=== REQUIREMENT ===
Your task is to filter the data below down to the lines holding "background".

Dataset rows about figures
[START]

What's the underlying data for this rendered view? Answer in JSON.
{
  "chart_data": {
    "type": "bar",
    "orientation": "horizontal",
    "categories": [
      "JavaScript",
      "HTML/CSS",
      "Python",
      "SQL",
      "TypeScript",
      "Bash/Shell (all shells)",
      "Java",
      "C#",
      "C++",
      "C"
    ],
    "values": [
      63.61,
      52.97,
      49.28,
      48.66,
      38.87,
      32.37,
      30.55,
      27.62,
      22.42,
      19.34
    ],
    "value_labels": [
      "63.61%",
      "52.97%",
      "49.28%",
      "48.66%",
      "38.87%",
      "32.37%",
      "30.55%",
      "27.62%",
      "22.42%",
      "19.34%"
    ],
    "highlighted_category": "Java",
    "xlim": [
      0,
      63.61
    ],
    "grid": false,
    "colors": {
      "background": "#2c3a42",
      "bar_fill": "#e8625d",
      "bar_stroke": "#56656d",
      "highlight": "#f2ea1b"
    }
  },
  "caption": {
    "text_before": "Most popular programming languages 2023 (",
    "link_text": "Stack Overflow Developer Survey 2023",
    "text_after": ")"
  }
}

[END]
[START]

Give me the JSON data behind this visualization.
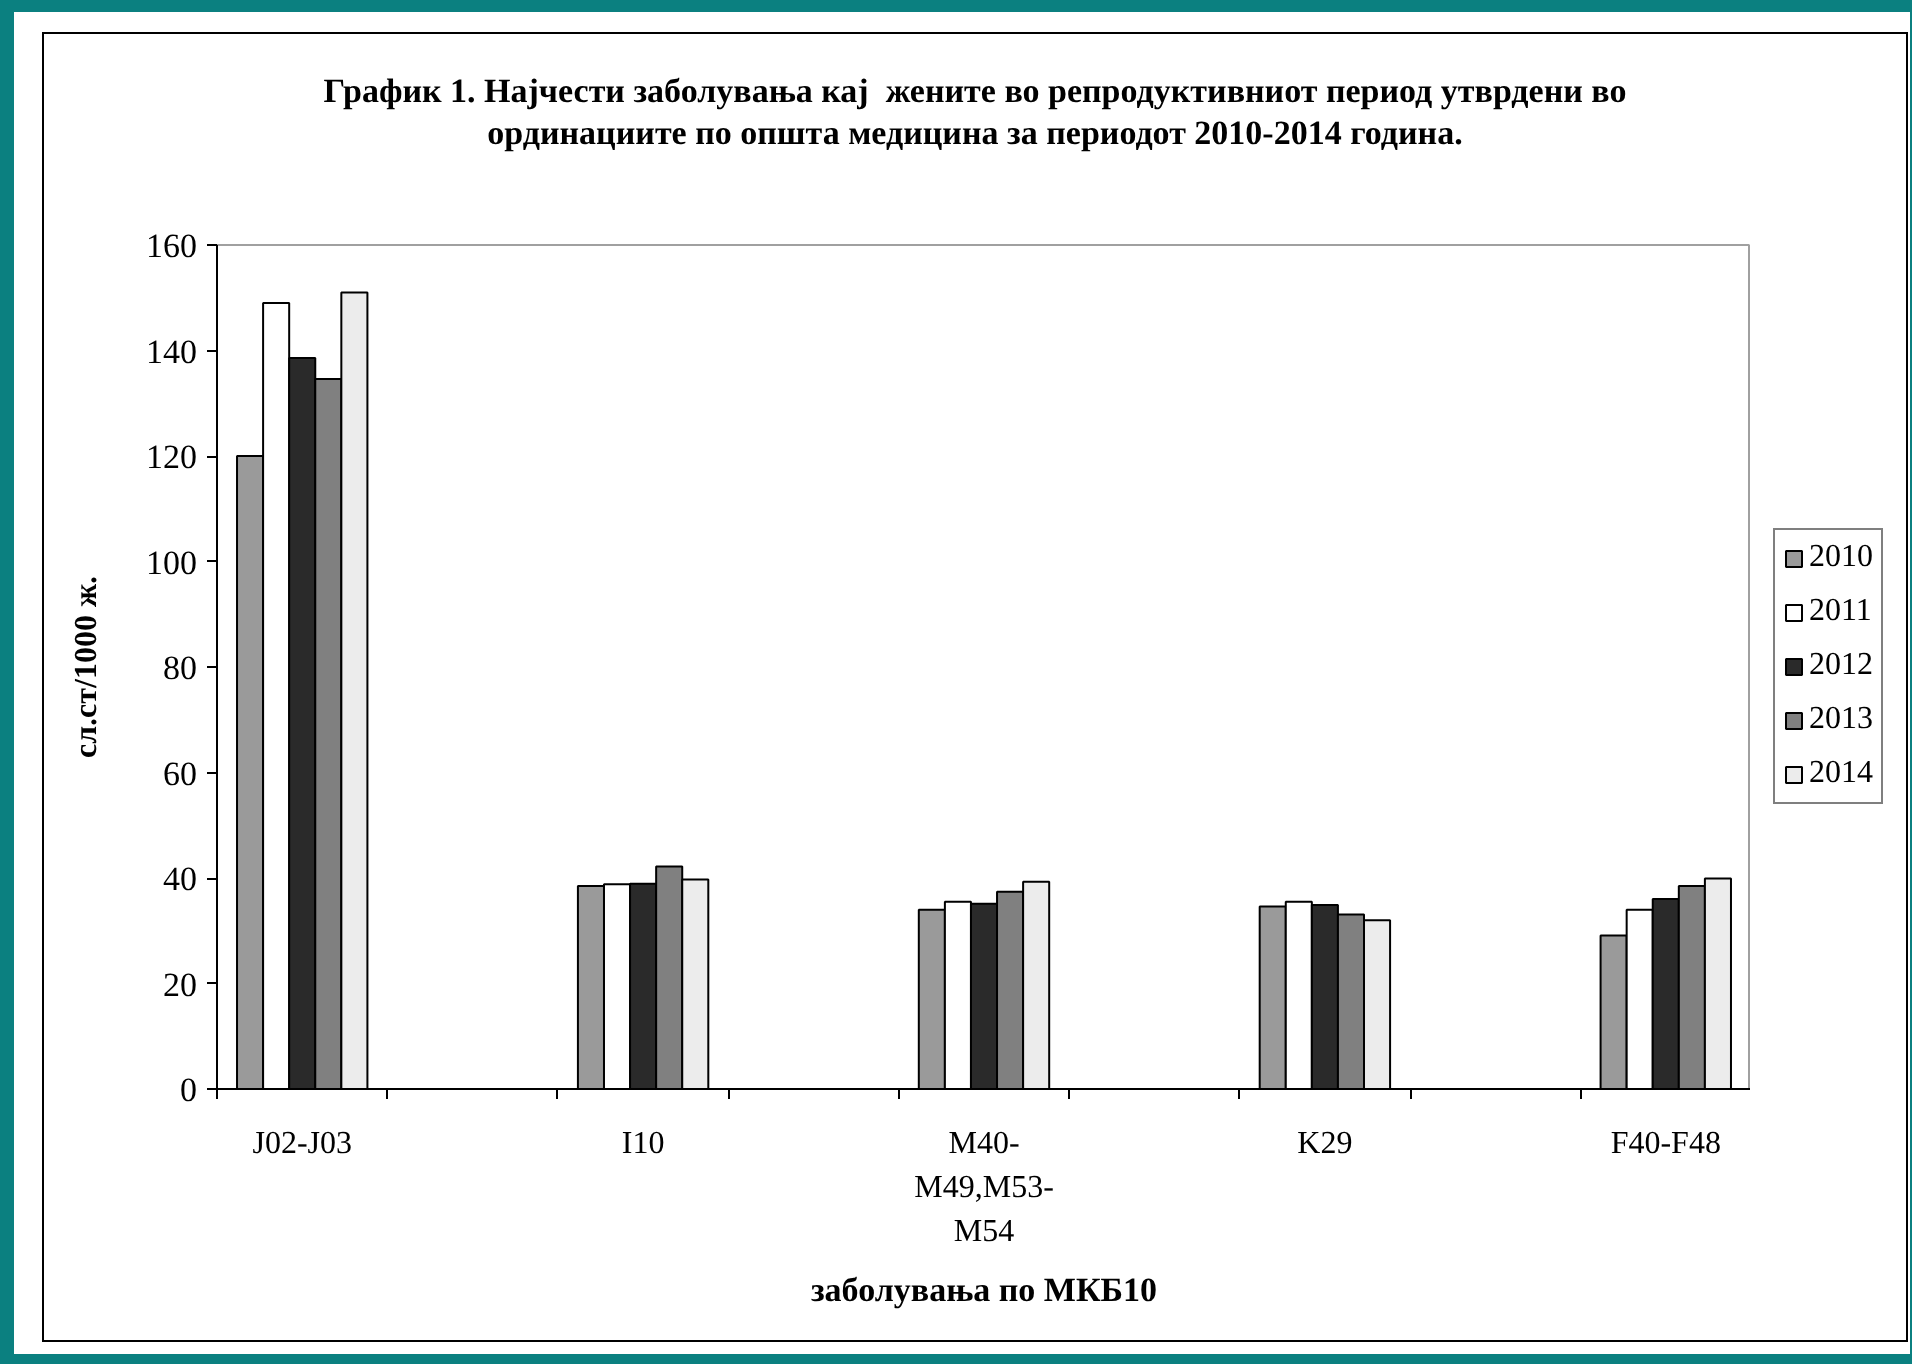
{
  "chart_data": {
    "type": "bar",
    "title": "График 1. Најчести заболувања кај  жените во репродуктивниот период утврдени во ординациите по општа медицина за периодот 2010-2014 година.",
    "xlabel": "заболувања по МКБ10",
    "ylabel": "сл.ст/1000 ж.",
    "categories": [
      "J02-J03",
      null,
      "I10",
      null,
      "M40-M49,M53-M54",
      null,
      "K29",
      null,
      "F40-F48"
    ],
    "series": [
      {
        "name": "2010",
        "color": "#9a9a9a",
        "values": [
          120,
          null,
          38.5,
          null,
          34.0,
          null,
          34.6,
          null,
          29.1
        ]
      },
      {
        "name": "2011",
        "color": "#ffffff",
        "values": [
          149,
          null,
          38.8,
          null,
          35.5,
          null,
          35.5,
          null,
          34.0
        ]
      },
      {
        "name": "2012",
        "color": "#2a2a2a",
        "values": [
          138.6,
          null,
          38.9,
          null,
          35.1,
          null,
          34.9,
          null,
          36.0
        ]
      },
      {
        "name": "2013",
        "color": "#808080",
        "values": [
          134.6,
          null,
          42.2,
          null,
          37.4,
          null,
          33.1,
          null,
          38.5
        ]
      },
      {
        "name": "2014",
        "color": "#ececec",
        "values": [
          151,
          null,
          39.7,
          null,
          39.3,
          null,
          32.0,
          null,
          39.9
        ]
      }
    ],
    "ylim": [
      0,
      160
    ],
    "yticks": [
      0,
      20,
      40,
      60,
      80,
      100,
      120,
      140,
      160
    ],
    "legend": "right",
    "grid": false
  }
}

[END]
[START]

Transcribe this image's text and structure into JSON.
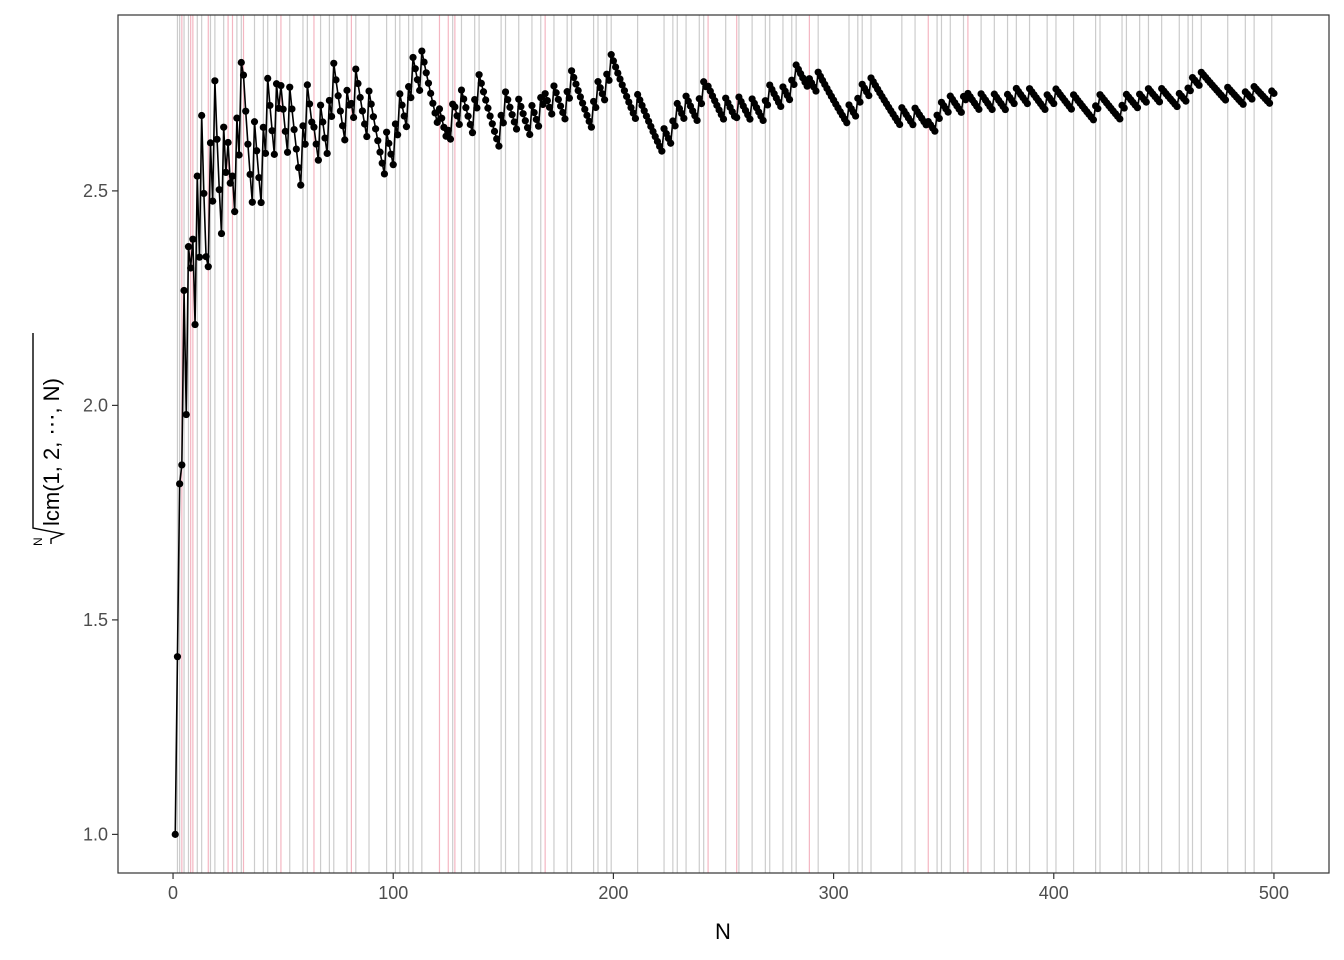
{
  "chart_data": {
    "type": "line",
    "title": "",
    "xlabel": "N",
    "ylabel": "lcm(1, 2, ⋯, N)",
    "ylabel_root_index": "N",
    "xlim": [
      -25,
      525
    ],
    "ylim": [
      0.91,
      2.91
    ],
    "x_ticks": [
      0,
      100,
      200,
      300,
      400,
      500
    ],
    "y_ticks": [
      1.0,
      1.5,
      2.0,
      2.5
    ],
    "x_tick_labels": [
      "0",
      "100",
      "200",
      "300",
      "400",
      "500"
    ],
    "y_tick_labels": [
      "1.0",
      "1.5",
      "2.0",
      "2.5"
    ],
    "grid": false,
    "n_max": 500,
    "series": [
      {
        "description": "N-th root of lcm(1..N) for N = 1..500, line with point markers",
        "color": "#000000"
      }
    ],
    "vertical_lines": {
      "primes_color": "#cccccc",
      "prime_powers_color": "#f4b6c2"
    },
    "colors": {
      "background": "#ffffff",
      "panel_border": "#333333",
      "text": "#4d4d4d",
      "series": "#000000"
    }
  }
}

[END]

=== CORRECT OUTPUT ===
      "background": "#2c3a42",
      "background": "#ffffff",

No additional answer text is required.